_Saved entries_
_ _ _ _ _
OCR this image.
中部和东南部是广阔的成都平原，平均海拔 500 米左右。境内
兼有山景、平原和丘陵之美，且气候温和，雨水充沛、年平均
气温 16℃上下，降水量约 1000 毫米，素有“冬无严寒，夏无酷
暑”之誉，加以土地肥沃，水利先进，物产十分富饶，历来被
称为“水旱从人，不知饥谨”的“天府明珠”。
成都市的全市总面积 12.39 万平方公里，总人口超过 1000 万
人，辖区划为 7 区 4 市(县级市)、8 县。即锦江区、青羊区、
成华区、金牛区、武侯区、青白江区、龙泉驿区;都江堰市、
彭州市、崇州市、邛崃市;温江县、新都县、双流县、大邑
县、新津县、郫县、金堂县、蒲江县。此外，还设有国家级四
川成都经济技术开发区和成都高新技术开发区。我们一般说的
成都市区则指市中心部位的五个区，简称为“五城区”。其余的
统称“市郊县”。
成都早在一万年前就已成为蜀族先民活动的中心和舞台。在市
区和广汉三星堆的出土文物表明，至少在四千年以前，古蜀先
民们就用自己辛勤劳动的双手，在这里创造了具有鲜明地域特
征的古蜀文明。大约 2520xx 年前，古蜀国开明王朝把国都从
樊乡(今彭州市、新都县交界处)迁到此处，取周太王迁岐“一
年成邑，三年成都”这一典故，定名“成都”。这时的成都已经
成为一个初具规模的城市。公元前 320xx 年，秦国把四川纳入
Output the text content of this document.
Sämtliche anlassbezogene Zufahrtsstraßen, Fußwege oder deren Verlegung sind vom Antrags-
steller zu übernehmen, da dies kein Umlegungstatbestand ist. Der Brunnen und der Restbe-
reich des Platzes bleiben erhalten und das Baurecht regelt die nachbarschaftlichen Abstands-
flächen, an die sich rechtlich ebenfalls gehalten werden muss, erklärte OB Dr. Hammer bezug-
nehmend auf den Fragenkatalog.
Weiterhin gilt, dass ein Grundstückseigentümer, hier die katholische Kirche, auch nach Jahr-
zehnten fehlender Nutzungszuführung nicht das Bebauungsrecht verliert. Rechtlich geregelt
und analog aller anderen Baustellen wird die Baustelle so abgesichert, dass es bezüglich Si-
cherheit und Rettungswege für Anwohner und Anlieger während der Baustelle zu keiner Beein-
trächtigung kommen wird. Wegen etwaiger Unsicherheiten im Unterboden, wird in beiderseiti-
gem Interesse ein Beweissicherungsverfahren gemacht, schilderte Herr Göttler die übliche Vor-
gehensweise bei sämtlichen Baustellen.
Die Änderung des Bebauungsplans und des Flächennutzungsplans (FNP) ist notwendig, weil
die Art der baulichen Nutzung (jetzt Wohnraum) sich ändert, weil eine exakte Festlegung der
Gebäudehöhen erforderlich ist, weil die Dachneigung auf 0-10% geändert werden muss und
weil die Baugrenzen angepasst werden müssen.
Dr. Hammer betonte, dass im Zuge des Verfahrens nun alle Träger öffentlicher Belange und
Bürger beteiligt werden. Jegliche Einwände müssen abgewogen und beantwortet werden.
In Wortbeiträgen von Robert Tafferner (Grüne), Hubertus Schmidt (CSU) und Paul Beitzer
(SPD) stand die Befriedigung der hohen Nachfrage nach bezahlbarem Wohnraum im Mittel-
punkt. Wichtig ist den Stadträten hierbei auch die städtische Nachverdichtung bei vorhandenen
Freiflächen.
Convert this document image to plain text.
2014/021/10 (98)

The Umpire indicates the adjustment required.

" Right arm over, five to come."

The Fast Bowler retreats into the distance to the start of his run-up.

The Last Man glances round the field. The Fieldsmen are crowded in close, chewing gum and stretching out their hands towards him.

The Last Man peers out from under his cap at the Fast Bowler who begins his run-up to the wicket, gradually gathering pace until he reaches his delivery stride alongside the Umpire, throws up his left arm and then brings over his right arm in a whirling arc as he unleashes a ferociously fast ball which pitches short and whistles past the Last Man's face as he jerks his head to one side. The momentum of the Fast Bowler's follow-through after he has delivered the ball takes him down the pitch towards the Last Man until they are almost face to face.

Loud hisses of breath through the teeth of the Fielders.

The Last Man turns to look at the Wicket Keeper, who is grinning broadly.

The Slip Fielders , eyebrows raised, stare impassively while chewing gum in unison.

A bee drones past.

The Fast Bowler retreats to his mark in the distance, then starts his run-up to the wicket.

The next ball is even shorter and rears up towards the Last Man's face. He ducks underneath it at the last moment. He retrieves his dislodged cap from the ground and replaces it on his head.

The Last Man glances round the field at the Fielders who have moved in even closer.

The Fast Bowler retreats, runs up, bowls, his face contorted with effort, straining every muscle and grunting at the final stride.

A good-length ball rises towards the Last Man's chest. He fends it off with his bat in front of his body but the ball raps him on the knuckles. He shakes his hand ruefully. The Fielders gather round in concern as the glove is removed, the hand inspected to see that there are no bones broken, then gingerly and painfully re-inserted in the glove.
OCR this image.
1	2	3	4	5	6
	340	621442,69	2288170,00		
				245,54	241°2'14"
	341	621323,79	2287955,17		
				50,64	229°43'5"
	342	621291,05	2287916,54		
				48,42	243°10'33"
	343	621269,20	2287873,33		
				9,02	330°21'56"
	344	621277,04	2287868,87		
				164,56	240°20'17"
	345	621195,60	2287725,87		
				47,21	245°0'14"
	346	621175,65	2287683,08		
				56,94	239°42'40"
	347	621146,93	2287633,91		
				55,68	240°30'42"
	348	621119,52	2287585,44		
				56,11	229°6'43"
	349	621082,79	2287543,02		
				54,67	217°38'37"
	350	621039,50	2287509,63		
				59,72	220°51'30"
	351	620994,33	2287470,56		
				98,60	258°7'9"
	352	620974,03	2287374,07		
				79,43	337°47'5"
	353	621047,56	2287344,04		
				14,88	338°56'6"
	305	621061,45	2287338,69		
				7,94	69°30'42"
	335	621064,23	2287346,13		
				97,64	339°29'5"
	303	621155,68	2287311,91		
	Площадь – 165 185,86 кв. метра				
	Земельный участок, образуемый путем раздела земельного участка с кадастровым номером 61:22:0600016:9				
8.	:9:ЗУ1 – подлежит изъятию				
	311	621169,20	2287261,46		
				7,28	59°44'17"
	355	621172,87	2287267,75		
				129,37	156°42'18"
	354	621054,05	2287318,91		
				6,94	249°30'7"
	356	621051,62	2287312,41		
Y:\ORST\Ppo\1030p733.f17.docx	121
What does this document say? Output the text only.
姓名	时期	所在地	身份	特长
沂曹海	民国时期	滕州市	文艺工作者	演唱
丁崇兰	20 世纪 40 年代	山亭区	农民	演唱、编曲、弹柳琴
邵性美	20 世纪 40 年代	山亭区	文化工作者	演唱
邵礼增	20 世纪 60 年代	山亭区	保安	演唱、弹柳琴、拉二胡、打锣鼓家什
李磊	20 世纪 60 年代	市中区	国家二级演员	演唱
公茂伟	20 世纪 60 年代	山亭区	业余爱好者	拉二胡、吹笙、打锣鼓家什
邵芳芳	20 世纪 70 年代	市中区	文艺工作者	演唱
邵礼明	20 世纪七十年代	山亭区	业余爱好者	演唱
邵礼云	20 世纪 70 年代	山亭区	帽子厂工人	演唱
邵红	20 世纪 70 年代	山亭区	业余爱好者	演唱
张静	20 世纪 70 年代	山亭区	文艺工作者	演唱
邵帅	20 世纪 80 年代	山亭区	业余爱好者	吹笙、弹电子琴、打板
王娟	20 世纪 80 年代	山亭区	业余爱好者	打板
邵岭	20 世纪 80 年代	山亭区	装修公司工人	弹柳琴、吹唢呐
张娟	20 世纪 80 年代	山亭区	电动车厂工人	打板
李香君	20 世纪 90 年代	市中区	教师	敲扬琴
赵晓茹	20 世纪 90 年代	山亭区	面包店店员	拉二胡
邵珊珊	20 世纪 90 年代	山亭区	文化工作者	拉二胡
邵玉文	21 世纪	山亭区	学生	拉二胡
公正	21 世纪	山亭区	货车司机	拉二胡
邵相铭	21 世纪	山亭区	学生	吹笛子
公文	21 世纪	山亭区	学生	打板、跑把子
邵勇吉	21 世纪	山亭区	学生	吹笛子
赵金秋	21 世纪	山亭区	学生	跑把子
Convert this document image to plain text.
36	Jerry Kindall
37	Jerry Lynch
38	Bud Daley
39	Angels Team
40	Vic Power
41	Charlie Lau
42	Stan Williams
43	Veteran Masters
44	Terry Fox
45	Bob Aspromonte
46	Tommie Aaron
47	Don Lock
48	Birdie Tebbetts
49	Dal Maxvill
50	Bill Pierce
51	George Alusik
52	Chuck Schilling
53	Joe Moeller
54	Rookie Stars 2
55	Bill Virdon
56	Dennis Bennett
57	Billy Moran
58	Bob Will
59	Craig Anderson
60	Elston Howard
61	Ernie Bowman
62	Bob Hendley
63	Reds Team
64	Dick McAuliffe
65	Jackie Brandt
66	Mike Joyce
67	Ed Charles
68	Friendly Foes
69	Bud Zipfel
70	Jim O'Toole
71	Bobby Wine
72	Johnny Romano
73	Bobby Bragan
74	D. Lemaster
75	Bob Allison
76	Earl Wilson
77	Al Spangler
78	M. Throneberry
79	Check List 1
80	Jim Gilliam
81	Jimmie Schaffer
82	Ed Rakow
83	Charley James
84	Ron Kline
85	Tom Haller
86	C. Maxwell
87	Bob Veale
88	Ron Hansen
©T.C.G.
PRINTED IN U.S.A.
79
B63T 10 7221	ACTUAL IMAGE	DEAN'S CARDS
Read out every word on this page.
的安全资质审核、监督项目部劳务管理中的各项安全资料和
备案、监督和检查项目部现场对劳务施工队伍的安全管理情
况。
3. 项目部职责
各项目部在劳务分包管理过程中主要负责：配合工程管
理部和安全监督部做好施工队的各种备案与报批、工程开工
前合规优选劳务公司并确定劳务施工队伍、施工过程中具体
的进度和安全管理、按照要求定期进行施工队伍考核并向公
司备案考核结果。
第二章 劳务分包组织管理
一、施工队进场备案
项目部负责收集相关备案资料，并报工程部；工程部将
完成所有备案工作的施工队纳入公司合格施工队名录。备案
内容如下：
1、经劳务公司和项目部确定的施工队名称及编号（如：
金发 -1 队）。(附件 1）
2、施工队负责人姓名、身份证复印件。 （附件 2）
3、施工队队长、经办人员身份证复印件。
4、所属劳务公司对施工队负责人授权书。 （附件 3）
_ _ _ _ _
_WHAT TO WORK ON_
From the listing above, copy every line that includes the word "chewing".

_EXERCISE OUTPUT_
The Last Man glances round the field. The Fieldsmen are crowded in close, chewing gum and stretching out their hands towards him.
The Slip Fielders , eyebrows raised, stare impassively while chewing gum in unison.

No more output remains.